• Dataset excerpts
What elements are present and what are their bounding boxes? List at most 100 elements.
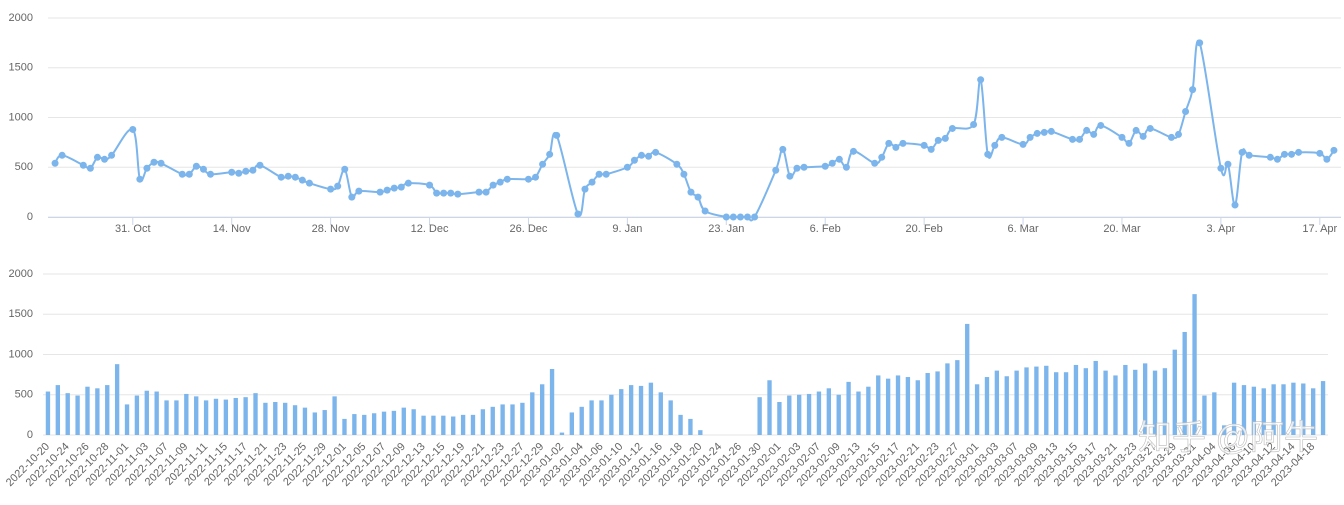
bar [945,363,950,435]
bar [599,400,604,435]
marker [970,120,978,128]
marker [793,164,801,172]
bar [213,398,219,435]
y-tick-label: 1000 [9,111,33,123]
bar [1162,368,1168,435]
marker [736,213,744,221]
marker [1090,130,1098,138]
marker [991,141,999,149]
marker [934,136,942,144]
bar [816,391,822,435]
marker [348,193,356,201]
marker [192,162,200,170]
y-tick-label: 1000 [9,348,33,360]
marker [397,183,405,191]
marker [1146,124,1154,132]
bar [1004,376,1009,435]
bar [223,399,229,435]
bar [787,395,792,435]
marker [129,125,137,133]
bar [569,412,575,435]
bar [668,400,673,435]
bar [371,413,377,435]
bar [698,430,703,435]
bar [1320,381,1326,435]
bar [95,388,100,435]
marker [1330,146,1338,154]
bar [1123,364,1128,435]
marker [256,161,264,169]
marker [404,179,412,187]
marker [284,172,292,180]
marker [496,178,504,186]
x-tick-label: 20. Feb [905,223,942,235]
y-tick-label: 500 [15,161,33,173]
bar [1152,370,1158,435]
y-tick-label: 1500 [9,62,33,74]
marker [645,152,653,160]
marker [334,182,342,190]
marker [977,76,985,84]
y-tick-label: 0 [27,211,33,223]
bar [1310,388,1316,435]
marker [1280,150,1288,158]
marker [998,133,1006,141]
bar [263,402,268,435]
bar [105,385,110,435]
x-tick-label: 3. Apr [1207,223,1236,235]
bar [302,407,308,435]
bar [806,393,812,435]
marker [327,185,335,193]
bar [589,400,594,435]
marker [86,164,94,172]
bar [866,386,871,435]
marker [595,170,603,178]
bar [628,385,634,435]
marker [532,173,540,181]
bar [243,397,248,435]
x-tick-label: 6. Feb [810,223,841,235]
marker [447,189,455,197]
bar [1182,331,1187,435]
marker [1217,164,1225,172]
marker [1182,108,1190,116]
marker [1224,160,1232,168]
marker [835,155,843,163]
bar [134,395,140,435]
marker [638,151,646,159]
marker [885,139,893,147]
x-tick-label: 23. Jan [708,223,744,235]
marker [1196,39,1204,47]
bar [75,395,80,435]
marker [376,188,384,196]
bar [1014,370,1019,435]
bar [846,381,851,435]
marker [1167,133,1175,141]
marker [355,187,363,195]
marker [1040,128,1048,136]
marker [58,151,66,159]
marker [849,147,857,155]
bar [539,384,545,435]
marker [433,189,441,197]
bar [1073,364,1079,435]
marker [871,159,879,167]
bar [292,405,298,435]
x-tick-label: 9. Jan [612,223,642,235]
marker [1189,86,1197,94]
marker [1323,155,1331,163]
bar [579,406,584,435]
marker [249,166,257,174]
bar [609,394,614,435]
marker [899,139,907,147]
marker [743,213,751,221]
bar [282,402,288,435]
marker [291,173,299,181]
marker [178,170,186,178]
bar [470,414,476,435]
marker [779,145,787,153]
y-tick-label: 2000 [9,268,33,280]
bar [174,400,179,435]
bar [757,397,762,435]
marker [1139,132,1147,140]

--

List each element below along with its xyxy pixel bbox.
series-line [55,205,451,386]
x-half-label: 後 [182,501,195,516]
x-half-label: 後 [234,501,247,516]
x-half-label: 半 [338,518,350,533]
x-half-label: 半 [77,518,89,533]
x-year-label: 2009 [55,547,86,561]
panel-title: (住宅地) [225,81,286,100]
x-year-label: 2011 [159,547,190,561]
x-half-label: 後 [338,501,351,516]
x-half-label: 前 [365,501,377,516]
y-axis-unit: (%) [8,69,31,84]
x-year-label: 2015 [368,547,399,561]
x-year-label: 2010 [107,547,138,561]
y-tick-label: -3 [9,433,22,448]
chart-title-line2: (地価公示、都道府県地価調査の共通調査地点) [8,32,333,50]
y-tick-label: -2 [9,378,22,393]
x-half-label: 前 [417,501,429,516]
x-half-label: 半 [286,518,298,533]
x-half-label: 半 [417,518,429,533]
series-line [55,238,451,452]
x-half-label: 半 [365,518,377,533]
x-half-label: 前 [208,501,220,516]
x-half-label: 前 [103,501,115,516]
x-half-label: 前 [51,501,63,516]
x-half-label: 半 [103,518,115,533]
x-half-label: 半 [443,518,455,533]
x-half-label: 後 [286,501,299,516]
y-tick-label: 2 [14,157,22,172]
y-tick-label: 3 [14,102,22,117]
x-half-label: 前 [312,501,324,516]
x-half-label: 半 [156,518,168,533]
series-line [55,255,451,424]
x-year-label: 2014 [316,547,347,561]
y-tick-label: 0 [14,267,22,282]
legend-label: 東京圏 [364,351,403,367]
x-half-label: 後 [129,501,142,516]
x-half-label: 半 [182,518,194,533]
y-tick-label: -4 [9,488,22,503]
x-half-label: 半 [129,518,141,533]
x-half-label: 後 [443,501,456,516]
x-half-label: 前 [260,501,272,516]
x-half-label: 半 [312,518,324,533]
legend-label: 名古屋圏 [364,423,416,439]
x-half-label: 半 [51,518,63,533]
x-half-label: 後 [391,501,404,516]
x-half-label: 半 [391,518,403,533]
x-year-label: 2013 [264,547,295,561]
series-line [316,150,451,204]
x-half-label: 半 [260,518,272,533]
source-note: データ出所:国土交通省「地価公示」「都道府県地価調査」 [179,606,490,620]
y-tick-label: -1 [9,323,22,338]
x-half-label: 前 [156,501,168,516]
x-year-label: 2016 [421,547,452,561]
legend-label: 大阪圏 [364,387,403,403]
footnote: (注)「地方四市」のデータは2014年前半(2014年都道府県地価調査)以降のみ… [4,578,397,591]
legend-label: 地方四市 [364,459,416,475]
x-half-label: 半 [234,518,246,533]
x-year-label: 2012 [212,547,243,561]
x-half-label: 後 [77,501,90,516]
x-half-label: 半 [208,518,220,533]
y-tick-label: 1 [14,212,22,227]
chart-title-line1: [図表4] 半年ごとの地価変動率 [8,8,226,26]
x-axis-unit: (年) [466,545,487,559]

• Requirement
Reproduce the rows from the line with "bar [945,363,950,435]" up to and including the line with "bar [263,402,268,435]", putting "point" wherever "marker" appears and changing nothing else.

• Response to the exercise
bar [945,363,950,435]
bar [599,400,604,435]
point [970,120,978,128]
point [793,164,801,172]
bar [213,398,219,435]
y-tick-label: 1000 [9,111,33,123]
bar [1162,368,1168,435]
point [736,213,744,221]
point [1090,130,1098,138]
point [991,141,999,149]
point [934,136,942,144]
bar [816,391,822,435]
point [348,193,356,201]
point [192,162,200,170]
y-tick-label: 1000 [9,348,33,360]
point [397,183,405,191]
point [1146,124,1154,132]
bar [1004,376,1009,435]
bar [223,399,229,435]
bar [787,395,792,435]
point [129,125,137,133]
bar [569,412,575,435]
bar [668,400,673,435]
bar [371,413,377,435]
bar [698,430,703,435]
bar [1320,381,1326,435]
bar [95,388,100,435]
point [1330,146,1338,154]
bar [1123,364,1128,435]
point [256,161,264,169]
point [404,179,412,187]
point [284,172,292,180]
point [496,178,504,186]
x-tick-label: 20. Feb [905,223,942,235]
y-tick-label: 500 [15,161,33,173]
bar [1152,370,1158,435]
y-tick-label: 1500 [9,62,33,74]
point [645,152,653,160]
point [334,182,342,190]
point [977,76,985,84]
y-tick-label: 0 [27,211,33,223]
bar [1310,388,1316,435]
point [1280,150,1288,158]
point [998,133,1006,141]
bar [263,402,268,435]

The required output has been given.